■ Task prompt
The lines to be set down run from the line containing "Output the text content of this document." through the final line of the data below; print them exactly and print nothing else.

■ Extracted information
....
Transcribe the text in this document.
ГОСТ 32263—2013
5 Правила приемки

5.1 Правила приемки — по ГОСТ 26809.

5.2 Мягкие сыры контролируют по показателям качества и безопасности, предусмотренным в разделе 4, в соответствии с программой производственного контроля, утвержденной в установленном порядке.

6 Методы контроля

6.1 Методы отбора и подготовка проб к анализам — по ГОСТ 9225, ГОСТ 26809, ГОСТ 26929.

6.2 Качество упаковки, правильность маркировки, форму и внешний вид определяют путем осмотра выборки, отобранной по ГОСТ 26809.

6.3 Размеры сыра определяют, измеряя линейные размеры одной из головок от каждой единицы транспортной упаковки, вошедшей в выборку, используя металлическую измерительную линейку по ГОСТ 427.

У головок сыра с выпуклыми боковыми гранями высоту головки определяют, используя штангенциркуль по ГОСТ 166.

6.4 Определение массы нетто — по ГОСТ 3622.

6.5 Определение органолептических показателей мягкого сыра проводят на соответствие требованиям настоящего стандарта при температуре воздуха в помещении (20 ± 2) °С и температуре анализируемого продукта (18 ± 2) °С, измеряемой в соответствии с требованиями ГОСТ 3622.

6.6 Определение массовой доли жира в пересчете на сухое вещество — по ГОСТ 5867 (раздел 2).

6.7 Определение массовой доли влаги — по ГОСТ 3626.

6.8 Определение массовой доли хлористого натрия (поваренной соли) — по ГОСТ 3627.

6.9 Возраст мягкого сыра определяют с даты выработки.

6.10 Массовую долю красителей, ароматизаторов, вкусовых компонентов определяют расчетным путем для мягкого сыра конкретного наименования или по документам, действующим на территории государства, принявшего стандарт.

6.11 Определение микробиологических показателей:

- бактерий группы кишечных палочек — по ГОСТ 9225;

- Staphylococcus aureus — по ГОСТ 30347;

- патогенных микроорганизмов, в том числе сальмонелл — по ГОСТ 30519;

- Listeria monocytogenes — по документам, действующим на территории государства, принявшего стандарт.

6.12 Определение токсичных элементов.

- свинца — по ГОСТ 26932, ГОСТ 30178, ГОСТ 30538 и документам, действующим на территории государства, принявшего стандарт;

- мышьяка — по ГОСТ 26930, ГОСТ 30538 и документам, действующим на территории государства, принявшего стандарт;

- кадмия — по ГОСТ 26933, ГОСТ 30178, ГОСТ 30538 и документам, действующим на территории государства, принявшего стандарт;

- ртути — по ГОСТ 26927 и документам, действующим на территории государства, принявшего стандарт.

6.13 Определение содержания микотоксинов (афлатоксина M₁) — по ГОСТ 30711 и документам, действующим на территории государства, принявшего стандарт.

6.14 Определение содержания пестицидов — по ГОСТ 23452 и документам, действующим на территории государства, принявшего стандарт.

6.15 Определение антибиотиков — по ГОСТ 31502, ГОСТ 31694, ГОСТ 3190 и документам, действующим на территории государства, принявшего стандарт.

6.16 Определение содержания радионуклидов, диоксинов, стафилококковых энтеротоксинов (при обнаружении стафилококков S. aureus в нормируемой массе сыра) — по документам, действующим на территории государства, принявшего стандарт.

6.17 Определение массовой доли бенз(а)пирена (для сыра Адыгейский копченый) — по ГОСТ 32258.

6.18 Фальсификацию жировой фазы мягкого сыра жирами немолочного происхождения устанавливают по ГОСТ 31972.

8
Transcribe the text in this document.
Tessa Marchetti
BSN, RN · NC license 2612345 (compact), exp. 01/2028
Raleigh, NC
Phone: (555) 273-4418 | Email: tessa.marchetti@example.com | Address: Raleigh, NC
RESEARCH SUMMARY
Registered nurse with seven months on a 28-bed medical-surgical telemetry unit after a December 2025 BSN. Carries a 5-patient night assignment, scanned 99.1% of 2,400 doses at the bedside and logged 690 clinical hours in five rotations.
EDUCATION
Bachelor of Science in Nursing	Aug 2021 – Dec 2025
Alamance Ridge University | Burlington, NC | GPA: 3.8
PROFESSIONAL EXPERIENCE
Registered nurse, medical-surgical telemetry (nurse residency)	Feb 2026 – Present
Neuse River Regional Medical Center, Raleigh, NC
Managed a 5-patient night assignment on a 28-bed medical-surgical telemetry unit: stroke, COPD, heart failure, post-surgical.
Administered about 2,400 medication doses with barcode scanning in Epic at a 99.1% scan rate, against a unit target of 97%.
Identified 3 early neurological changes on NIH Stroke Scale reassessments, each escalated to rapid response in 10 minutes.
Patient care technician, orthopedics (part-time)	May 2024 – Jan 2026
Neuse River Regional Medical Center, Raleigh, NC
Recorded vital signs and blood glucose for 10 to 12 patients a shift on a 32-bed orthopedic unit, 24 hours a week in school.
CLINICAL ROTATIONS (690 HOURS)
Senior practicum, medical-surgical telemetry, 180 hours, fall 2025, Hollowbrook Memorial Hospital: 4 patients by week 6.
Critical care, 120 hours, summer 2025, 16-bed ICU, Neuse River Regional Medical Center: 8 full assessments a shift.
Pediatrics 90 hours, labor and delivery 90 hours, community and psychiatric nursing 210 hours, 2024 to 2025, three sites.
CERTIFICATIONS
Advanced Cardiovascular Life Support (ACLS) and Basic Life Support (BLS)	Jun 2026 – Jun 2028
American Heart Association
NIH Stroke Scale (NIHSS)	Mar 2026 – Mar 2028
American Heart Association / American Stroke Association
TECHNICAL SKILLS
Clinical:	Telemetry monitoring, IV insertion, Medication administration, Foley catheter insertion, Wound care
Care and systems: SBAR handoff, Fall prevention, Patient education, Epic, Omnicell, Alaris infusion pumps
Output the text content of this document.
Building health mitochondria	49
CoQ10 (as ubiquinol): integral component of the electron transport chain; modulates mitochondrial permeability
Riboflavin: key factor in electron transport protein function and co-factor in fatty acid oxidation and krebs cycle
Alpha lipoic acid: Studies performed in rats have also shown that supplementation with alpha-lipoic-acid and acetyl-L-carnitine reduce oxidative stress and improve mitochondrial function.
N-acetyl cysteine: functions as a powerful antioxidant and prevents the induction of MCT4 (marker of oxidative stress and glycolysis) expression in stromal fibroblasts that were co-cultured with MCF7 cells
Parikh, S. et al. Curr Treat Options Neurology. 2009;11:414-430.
....
■ Finished exercise
Output the text content of this document.
Building health mitochondria	49
CoQ10 (as ubiquinol): integral component of the electron transport chain; modulates mitochondrial permeability
Riboflavin: key factor in electron transport protein function and co-factor in fatty acid oxidation and krebs cycle
Alpha lipoic acid: Studies performed in rats have also shown that supplementation with alpha-lipoic-acid and acetyl-L-carnitine reduce oxidative stress and improve mitochondrial function.
N-acetyl cysteine: functions as a powerful antioxidant and prevents the induction of MCT4 (marker of oxidative stress and glycolysis) expression in stromal fibroblasts that were co-cultured with MCF7 cells
Parikh, S. et al. Curr Treat Options Neurology. 2009;11:414-430.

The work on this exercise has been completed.